Begin Entries provided
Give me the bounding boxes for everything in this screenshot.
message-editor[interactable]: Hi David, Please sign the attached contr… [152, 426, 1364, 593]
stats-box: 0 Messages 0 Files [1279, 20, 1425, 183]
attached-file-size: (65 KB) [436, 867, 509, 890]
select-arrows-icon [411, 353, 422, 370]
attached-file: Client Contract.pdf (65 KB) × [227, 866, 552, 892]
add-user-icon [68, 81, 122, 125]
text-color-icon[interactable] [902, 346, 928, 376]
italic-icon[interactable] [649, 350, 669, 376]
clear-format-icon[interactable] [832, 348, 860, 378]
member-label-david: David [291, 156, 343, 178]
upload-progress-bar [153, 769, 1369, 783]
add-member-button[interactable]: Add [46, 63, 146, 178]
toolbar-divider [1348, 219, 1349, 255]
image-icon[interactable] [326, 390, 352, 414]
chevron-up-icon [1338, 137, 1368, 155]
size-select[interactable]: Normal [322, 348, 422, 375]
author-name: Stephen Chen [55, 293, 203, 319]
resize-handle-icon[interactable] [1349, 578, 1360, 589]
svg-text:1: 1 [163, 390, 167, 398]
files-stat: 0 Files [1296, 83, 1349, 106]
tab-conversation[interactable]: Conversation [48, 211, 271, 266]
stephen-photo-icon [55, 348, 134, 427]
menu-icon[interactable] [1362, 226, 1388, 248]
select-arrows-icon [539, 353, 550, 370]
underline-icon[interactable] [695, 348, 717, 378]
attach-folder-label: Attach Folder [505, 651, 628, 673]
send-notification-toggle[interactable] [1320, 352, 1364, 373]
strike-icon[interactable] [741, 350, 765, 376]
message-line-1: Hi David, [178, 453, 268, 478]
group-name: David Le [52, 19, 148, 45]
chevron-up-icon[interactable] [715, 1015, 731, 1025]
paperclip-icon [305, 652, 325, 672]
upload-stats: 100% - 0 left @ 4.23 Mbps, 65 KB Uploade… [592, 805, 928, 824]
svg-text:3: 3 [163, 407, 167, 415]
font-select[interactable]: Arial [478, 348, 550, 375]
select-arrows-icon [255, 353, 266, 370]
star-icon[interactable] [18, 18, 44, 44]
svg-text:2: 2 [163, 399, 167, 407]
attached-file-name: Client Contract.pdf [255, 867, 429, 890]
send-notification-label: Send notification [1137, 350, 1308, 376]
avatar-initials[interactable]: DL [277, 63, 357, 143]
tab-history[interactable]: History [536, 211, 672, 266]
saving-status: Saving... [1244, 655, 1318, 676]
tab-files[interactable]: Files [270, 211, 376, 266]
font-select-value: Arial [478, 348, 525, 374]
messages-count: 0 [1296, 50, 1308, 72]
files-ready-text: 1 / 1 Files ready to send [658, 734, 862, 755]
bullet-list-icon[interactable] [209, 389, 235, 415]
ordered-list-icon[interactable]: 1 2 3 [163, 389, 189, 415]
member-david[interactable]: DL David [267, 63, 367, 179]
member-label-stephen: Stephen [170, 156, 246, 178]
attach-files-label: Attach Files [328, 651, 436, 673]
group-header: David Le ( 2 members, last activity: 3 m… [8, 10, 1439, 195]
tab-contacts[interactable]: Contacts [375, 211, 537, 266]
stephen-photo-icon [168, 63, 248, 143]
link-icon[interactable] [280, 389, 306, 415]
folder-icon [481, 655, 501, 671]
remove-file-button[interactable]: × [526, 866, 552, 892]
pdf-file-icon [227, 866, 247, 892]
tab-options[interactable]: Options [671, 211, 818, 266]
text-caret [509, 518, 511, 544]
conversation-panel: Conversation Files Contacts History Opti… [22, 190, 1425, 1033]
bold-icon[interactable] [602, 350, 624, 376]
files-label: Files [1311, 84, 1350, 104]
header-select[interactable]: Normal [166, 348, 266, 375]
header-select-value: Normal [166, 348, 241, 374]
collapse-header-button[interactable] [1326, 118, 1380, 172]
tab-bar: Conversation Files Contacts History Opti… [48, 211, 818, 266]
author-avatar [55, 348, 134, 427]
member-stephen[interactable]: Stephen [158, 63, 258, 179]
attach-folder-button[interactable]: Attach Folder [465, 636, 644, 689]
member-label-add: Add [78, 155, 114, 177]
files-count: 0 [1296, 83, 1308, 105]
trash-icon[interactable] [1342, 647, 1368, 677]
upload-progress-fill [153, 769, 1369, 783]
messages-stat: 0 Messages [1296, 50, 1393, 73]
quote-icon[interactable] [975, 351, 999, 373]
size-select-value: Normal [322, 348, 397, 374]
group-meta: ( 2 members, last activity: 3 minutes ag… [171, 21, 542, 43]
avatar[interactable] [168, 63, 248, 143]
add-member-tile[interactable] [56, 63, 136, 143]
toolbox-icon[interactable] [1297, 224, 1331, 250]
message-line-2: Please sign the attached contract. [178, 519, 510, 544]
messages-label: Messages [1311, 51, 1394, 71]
End Entries provided
## What to do
Gather every line above that contains the string "button", treating uppercase and lowercase letters as distinct.

## Response to this exercise
add-member-button[interactable]: Add [46, 63, 146, 178]
remove-file-button[interactable]: × [526, 866, 552, 892]
collapse-header-button[interactable] [1326, 118, 1380, 172]
attach-folder-button[interactable]: Attach Folder [465, 636, 644, 689]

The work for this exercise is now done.